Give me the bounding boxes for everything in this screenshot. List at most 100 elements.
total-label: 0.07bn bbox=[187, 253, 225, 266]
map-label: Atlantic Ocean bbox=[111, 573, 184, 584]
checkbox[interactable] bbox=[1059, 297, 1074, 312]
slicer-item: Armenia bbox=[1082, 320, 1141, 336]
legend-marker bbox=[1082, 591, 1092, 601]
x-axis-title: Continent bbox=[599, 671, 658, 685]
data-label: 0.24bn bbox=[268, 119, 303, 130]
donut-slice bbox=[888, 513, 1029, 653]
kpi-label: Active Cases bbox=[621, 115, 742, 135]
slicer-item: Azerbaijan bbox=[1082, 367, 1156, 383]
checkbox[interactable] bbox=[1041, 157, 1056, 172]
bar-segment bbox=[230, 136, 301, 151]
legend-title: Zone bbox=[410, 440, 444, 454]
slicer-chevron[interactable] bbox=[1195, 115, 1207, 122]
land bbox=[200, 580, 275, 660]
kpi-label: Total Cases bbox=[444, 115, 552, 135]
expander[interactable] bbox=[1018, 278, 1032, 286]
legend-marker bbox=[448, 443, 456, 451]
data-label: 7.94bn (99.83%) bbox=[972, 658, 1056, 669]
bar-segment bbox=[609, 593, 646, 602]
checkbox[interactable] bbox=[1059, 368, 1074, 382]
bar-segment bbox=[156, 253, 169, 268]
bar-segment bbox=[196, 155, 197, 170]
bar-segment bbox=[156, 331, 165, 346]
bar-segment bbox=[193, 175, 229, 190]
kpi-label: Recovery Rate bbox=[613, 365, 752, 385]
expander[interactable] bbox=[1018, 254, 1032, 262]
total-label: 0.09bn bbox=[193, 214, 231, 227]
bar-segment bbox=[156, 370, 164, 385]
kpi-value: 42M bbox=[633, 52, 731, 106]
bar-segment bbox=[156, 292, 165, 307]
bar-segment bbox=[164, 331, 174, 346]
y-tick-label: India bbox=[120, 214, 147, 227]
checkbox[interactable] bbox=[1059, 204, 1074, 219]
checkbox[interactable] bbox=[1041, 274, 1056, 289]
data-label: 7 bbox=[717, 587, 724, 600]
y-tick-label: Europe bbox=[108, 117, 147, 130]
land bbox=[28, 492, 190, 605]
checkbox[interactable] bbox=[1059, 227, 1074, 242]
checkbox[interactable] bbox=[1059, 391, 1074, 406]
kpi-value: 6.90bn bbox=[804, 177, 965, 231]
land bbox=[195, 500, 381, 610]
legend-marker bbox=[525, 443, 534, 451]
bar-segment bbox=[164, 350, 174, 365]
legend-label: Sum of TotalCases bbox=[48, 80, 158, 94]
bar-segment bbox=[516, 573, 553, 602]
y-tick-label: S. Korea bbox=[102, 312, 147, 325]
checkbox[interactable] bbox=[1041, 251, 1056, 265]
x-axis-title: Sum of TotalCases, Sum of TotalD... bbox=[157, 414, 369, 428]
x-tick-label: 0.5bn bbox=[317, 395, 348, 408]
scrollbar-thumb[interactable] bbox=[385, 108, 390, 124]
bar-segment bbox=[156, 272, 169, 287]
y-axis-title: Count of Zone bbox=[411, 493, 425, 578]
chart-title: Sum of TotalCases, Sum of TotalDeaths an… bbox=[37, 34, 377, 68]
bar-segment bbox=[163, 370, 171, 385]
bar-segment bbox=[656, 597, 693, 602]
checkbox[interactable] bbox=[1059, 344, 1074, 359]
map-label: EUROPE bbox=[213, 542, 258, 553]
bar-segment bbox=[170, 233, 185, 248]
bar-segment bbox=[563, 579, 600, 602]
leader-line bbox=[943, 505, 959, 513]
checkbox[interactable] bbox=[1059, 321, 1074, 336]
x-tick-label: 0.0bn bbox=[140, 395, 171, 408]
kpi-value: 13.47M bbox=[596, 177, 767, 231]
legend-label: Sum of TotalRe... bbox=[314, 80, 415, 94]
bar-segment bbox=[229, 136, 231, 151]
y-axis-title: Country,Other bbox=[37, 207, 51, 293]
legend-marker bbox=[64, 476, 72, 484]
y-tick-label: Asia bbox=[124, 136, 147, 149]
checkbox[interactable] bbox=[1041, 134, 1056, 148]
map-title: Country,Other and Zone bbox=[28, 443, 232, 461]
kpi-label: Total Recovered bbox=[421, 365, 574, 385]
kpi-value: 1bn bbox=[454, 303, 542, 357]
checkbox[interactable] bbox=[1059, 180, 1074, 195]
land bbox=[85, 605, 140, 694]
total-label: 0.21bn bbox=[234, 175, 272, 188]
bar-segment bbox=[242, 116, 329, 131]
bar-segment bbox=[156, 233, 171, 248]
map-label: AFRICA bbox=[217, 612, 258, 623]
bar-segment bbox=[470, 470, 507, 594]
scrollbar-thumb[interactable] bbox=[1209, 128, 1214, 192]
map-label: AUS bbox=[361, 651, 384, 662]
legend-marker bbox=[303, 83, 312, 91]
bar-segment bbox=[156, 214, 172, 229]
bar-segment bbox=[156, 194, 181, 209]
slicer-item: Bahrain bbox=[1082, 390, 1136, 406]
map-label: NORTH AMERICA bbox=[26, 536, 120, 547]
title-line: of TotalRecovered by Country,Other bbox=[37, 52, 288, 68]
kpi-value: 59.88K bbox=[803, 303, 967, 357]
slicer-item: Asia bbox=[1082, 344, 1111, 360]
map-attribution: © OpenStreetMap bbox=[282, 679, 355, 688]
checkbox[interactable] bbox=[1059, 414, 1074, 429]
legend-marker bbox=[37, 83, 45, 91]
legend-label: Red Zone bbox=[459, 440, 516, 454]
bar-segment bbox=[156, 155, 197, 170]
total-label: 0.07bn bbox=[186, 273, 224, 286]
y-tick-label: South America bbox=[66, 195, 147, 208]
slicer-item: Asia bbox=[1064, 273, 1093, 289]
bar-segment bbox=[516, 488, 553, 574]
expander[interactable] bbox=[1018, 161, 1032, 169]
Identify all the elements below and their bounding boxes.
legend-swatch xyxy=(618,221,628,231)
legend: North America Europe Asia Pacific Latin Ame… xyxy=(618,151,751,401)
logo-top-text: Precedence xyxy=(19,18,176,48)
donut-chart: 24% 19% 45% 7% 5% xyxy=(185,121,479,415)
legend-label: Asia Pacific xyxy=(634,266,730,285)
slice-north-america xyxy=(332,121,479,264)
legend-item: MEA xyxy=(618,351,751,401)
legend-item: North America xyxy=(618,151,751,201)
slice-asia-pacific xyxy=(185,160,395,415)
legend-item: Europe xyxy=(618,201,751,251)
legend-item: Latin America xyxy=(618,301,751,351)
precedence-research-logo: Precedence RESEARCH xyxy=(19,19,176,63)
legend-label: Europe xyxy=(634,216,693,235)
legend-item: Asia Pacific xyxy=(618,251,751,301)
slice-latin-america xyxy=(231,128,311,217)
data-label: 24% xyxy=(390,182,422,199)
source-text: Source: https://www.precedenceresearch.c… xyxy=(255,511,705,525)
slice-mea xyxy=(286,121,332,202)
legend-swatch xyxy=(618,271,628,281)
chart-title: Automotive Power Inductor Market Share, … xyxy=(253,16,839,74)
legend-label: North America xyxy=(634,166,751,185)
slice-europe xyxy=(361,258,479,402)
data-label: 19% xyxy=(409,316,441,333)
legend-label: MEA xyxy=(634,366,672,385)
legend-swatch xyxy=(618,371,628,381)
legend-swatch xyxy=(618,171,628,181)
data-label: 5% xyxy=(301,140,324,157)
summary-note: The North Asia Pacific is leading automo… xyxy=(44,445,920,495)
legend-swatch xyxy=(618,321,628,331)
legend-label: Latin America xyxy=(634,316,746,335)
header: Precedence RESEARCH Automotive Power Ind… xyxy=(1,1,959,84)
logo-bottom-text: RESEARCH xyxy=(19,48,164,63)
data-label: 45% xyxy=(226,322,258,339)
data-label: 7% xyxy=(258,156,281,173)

-------------------------

Stated task: Set down word for word every line from the beginning of the records up to and including the line containing "x-tick-label: 0.5bn bbox=[317, 395, 348, 408]".

Exercise solution:
Give me the bounding boxes for everything in this screenshot. List at most 100 elements.
total-label: 0.07bn bbox=[187, 253, 225, 266]
map-label: Atlantic Ocean bbox=[111, 573, 184, 584]
checkbox[interactable] bbox=[1059, 297, 1074, 312]
slicer-item: Armenia bbox=[1082, 320, 1141, 336]
legend-marker bbox=[1082, 591, 1092, 601]
x-axis-title: Continent bbox=[599, 671, 658, 685]
data-label: 0.24bn bbox=[268, 119, 303, 130]
donut-slice bbox=[888, 513, 1029, 653]
kpi-label: Active Cases bbox=[621, 115, 742, 135]
slicer-item: Azerbaijan bbox=[1082, 367, 1156, 383]
checkbox[interactable] bbox=[1041, 157, 1056, 172]
bar-segment bbox=[230, 136, 301, 151]
legend-title: Zone bbox=[410, 440, 444, 454]
slicer-chevron[interactable] bbox=[1195, 115, 1207, 122]
land bbox=[200, 580, 275, 660]
kpi-label: Total Cases bbox=[444, 115, 552, 135]
expander[interactable] bbox=[1018, 278, 1032, 286]
legend-marker bbox=[448, 443, 456, 451]
data-label: 7.94bn (99.83%) bbox=[972, 658, 1056, 669]
bar-segment bbox=[609, 593, 646, 602]
checkbox[interactable] bbox=[1059, 368, 1074, 382]
bar-segment bbox=[156, 253, 169, 268]
bar-segment bbox=[196, 155, 197, 170]
bar-segment bbox=[156, 331, 165, 346]
bar-segment bbox=[193, 175, 229, 190]
kpi-label: Recovery Rate bbox=[613, 365, 752, 385]
expander[interactable] bbox=[1018, 254, 1032, 262]
total-label: 0.09bn bbox=[193, 214, 231, 227]
bar-segment bbox=[156, 370, 164, 385]
kpi-value: 42M bbox=[633, 52, 731, 106]
bar-segment bbox=[156, 292, 165, 307]
bar-segment bbox=[164, 331, 174, 346]
y-tick-label: India bbox=[120, 214, 147, 227]
checkbox[interactable] bbox=[1059, 204, 1074, 219]
checkbox[interactable] bbox=[1041, 274, 1056, 289]
data-label: 7 bbox=[717, 587, 724, 600]
y-tick-label: Europe bbox=[108, 117, 147, 130]
land bbox=[28, 492, 190, 605]
checkbox[interactable] bbox=[1059, 227, 1074, 242]
checkbox[interactable] bbox=[1059, 391, 1074, 406]
kpi-value: 6.90bn bbox=[804, 177, 965, 231]
land bbox=[195, 500, 381, 610]
legend-marker bbox=[525, 443, 534, 451]
bar-segment bbox=[164, 350, 174, 365]
legend-label: Sum of TotalCases bbox=[48, 80, 158, 94]
bar-segment bbox=[516, 573, 553, 602]
y-tick-label: S. Korea bbox=[102, 312, 147, 325]
checkbox[interactable] bbox=[1041, 251, 1056, 265]
x-axis-title: Sum of TotalCases, Sum of TotalD... bbox=[157, 414, 369, 428]
x-tick-label: 0.5bn bbox=[317, 395, 348, 408]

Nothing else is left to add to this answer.